• Task objective:
Return the records that follow unaltered. Omit every picture.
━━ Material for this task
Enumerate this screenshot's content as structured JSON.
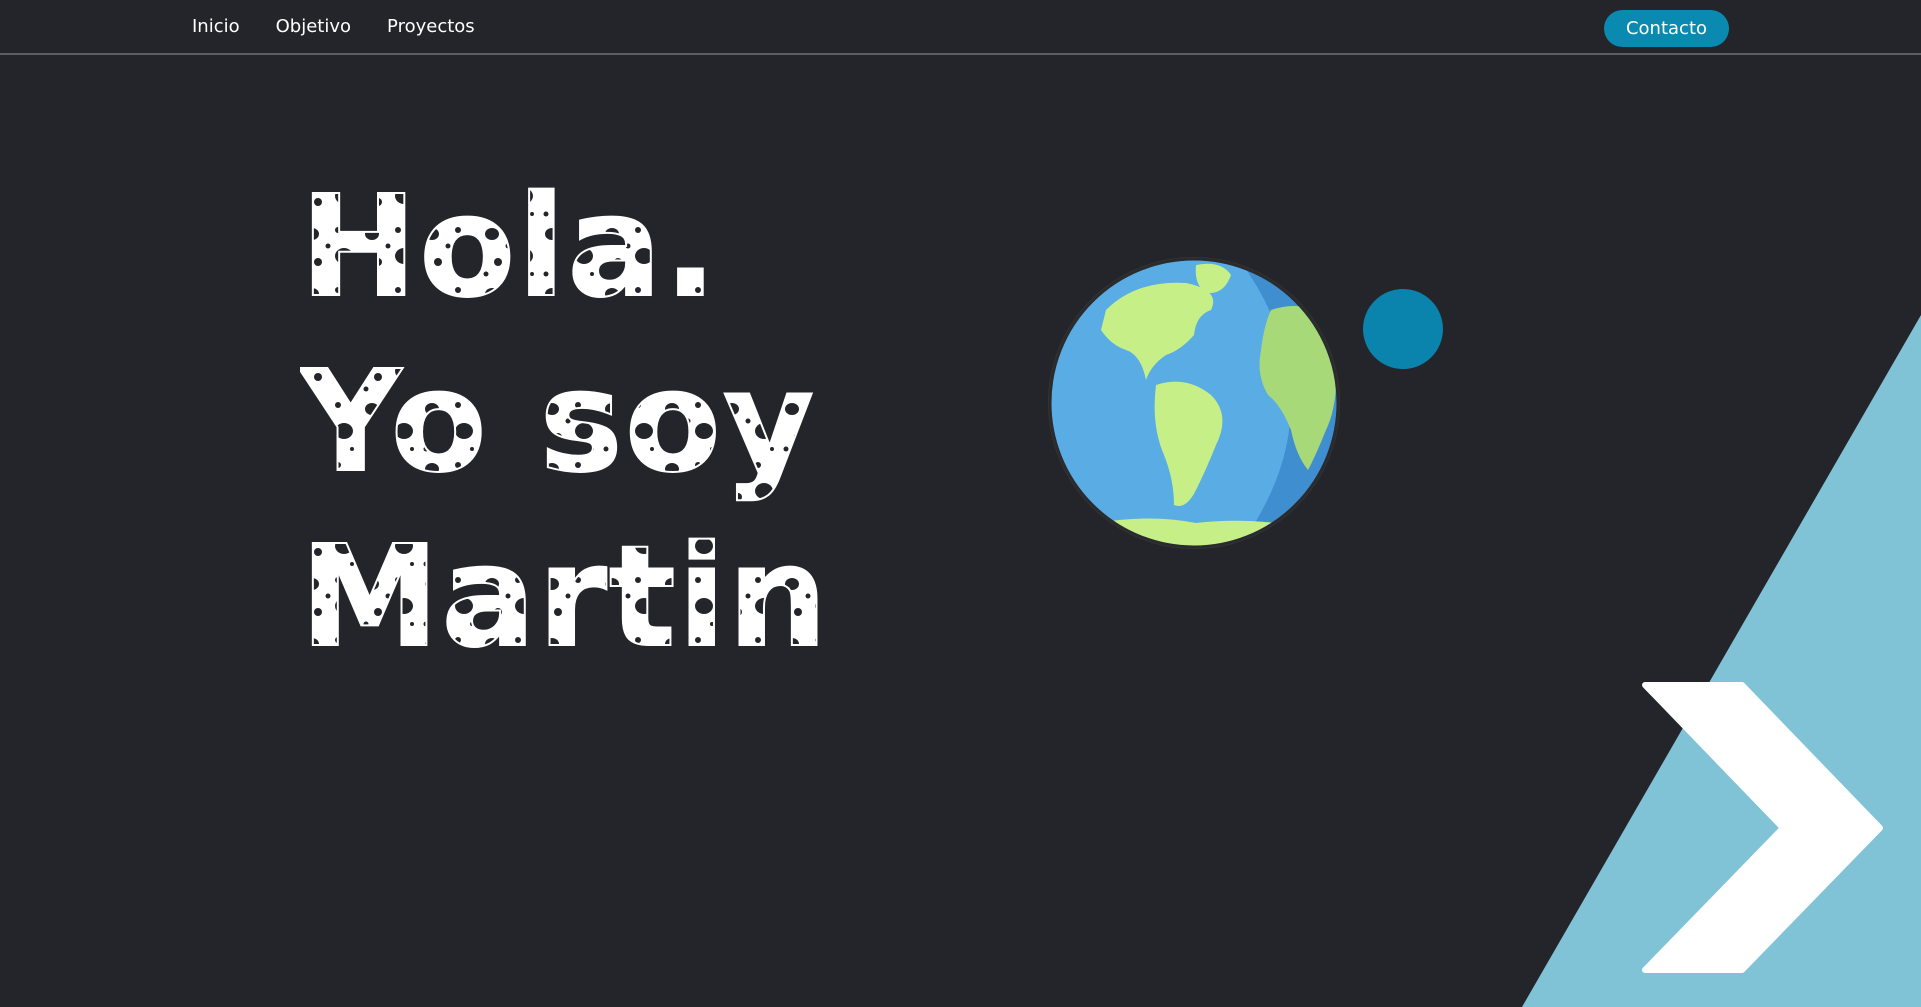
{
  "nav": {
    "links": [
      "Inicio",
      "Objetivo",
      "Proyectos"
    ],
    "contact_label": "Contacto"
  },
  "hero": {
    "lines": [
      "Hola.",
      "Yo soy",
      "Martin"
    ]
  },
  "colors": {
    "background": "#24252a",
    "accent": "#0a8ab1",
    "moon": "#0a84ac",
    "triangle": "#80c3d6",
    "globe_ocean": "#5aace4",
    "globe_land": "#c7ef87",
    "text": "#ffffff"
  },
  "icons": {
    "planet": "earth-globe-icon",
    "moon": "moon-icon",
    "arrow": "chevron-right-icon"
  }
}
━━━━
• Problem solution:
Enumerate this screenshot's content as structured JSON.
{
  "nav": {
    "links": [
      "Inicio",
      "Objetivo",
      "Proyectos"
    ],
    "contact_label": "Contacto"
  },
  "hero": {
    "lines": [
      "Hola.",
      "Yo soy",
      "Martin"
    ]
  },
  "colors": {
    "background": "#24252a",
    "accent": "#0a8ab1",
    "moon": "#0a84ac",
    "triangle": "#80c3d6",
    "globe_ocean": "#5aace4",
    "globe_land": "#c7ef87",
    "text": "#ffffff"
  },
  "icons": {
    "planet": "earth-globe-icon",
    "moon": "moon-icon",
    "arrow": "chevron-right-icon"
  }
}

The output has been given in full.